Tally the lines that contain the string "valores" and give the number by itself.
--- start Extracted material ---
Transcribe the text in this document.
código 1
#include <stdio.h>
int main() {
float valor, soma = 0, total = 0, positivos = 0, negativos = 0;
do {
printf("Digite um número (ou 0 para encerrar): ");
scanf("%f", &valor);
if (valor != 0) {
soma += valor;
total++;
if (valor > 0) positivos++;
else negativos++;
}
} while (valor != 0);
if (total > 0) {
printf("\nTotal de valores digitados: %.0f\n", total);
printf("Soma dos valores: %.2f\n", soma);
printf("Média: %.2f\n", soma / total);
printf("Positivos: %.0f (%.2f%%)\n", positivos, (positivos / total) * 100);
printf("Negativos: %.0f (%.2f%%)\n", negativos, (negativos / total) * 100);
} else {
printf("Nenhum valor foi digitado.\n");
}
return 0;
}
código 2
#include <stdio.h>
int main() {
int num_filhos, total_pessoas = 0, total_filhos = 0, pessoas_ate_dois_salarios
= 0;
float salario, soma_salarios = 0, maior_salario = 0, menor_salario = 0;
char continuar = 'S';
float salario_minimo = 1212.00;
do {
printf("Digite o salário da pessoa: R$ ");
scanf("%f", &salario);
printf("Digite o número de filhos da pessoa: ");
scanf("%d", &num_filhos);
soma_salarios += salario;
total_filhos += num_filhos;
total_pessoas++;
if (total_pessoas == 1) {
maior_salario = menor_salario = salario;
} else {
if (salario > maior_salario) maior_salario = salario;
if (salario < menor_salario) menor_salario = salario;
--- end Extracted material ---
> Task solution
2